Output nothing but the number of lines that include the word "caption".

**** Input records ****

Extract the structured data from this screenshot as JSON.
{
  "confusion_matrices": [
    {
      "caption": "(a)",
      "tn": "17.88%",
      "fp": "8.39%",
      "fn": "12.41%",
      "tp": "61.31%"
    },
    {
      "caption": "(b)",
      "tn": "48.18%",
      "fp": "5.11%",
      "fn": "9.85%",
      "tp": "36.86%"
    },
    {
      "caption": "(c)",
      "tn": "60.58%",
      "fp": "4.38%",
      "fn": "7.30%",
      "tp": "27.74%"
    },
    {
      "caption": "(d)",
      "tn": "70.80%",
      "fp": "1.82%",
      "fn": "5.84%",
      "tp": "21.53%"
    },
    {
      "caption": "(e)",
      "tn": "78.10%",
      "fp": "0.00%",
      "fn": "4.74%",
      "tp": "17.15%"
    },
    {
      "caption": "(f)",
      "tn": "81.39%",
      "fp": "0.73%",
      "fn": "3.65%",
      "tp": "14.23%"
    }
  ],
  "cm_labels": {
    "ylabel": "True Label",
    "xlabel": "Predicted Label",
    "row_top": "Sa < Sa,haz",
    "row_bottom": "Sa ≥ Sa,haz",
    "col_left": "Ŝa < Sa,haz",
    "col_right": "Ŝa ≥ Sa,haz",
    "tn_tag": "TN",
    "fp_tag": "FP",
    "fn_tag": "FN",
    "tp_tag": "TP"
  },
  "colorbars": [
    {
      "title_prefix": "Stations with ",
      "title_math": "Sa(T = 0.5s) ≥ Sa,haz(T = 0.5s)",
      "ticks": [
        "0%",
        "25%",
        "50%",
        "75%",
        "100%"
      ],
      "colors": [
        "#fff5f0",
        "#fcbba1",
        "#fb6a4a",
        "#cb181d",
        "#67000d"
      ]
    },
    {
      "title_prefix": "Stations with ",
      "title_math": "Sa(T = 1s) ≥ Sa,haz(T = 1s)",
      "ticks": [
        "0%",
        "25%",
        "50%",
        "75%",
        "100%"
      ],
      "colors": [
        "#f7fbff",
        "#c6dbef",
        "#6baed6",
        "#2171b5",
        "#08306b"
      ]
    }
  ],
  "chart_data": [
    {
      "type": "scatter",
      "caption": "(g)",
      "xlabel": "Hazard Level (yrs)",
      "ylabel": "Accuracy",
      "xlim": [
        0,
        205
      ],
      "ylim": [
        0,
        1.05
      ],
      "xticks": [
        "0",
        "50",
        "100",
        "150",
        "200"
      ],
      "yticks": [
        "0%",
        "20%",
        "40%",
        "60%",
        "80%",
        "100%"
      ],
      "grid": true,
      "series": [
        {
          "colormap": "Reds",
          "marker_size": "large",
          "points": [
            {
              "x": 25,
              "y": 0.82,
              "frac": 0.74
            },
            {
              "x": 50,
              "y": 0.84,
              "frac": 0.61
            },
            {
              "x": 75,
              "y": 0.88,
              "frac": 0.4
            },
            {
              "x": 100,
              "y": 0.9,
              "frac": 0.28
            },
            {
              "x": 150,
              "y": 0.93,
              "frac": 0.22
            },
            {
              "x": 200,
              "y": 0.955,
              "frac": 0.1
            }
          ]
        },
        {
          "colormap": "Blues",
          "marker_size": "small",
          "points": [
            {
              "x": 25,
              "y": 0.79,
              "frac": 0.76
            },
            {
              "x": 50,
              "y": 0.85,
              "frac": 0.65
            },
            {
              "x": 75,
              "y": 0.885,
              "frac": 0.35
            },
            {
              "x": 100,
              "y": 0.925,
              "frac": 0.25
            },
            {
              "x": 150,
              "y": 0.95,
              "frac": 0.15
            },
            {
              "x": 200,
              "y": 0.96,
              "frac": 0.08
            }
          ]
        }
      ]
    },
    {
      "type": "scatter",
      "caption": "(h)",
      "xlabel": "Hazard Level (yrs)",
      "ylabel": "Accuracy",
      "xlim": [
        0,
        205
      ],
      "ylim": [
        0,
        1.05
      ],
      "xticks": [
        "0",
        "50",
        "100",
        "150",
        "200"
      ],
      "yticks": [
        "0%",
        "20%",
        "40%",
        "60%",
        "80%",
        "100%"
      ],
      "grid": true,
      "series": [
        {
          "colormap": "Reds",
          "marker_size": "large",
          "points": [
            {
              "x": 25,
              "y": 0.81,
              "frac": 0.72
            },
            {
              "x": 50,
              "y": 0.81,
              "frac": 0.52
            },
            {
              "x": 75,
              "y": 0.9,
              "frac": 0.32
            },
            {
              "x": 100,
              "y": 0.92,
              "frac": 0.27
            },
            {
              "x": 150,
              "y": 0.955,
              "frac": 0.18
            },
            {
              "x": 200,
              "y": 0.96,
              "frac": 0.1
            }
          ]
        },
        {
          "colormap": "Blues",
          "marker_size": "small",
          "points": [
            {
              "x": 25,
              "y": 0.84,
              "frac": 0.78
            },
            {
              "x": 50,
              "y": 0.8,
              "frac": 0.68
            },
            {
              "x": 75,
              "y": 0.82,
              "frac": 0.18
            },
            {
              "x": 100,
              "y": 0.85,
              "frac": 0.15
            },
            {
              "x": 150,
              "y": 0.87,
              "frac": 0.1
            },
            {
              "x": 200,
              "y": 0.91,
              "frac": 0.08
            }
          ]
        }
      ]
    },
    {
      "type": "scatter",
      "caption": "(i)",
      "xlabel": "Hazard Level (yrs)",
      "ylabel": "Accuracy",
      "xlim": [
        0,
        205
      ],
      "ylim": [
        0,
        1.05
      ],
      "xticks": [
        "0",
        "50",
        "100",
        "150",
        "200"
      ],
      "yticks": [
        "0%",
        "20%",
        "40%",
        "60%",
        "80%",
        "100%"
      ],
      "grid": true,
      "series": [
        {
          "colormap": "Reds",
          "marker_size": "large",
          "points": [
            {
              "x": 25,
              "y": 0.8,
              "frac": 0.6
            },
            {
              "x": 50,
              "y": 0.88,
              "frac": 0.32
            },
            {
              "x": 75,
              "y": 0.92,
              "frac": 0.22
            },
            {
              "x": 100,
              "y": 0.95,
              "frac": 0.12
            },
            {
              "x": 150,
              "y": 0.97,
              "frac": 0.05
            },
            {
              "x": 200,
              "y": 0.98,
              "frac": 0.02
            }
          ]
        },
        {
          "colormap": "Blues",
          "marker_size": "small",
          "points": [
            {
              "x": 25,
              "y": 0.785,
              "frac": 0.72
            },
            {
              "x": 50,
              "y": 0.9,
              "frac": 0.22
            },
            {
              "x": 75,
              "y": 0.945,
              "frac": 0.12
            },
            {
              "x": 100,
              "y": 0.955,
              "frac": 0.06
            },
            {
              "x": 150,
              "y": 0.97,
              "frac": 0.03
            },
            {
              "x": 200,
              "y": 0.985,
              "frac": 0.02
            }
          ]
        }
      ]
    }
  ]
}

****

> Task result
9